#### [Aim]
Restate each entry word for word, leaving nothing out.
━━━━━ Items
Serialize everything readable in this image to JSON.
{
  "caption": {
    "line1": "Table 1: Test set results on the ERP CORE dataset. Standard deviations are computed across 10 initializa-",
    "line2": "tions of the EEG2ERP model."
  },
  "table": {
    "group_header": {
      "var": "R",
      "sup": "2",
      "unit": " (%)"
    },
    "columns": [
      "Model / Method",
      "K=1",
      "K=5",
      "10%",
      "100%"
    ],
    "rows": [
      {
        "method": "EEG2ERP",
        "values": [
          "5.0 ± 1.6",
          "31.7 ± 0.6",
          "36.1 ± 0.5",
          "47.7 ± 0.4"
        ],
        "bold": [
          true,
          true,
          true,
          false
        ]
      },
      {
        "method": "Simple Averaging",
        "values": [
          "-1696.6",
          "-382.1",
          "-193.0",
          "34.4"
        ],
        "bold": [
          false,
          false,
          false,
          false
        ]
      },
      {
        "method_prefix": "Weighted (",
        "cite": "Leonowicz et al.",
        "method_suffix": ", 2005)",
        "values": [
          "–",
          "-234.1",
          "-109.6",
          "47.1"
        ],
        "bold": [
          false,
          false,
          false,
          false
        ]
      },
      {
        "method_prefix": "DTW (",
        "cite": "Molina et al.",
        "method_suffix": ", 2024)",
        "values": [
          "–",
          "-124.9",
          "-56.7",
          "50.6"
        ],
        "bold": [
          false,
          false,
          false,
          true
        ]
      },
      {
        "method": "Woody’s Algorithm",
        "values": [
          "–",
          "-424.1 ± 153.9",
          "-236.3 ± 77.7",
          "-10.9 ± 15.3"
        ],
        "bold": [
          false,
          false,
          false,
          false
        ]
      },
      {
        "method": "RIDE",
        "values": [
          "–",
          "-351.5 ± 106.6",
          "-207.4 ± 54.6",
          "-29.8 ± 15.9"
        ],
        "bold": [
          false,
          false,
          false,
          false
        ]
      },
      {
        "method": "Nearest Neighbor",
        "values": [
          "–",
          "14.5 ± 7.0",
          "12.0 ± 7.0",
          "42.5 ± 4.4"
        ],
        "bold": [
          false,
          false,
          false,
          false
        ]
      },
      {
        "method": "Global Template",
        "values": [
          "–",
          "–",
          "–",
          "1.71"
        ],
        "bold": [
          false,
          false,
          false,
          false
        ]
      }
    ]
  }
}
━━━━━━━━━━
#### [Final result]
Serialize everything readable in this image to JSON.
{
  "caption": {
    "line1": "Table 1: Test set results on the ERP CORE dataset. Standard deviations are computed across 10 initializa-",
    "line2": "tions of the EEG2ERP model."
  },
  "table": {
    "group_header": {
      "var": "R",
      "sup": "2",
      "unit": " (%)"
    },
    "columns": [
      "Model / Method",
      "K=1",
      "K=5",
      "10%",
      "100%"
    ],
    "rows": [
      {
        "method": "EEG2ERP",
        "values": [
          "5.0 ± 1.6",
          "31.7 ± 0.6",
          "36.1 ± 0.5",
          "47.7 ± 0.4"
        ],
        "bold": [
          true,
          true,
          true,
          false
        ]
      },
      {
        "method": "Simple Averaging",
        "values": [
          "-1696.6",
          "-382.1",
          "-193.0",
          "34.4"
        ],
        "bold": [
          false,
          false,
          false,
          false
        ]
      },
      {
        "method_prefix": "Weighted (",
        "cite": "Leonowicz et al.",
        "method_suffix": ", 2005)",
        "values": [
          "–",
          "-234.1",
          "-109.6",
          "47.1"
        ],
        "bold": [
          false,
          false,
          false,
          false
        ]
      },
      {
        "method_prefix": "DTW (",
        "cite": "Molina et al.",
        "method_suffix": ", 2024)",
        "values": [
          "–",
          "-124.9",
          "-56.7",
          "50.6"
        ],
        "bold": [
          false,
          false,
          false,
          true
        ]
      },
      {
        "method": "Woody’s Algorithm",
        "values": [
          "–",
          "-424.1 ± 153.9",
          "-236.3 ± 77.7",
          "-10.9 ± 15.3"
        ],
        "bold": [
          false,
          false,
          false,
          false
        ]
      },
      {
        "method": "RIDE",
        "values": [
          "–",
          "-351.5 ± 106.6",
          "-207.4 ± 54.6",
          "-29.8 ± 15.9"
        ],
        "bold": [
          false,
          false,
          false,
          false
        ]
      },
      {
        "method": "Nearest Neighbor",
        "values": [
          "–",
          "14.5 ± 7.0",
          "12.0 ± 7.0",
          "42.5 ± 4.4"
        ],
        "bold": [
          false,
          false,
          false,
          false
        ]
      },
      {
        "method": "Global Template",
        "values": [
          "–",
          "–",
          "–",
          "1.71"
        ],
        "bold": [
          false,
          false,
          false,
          false
        ]
      }
    ]
  }
}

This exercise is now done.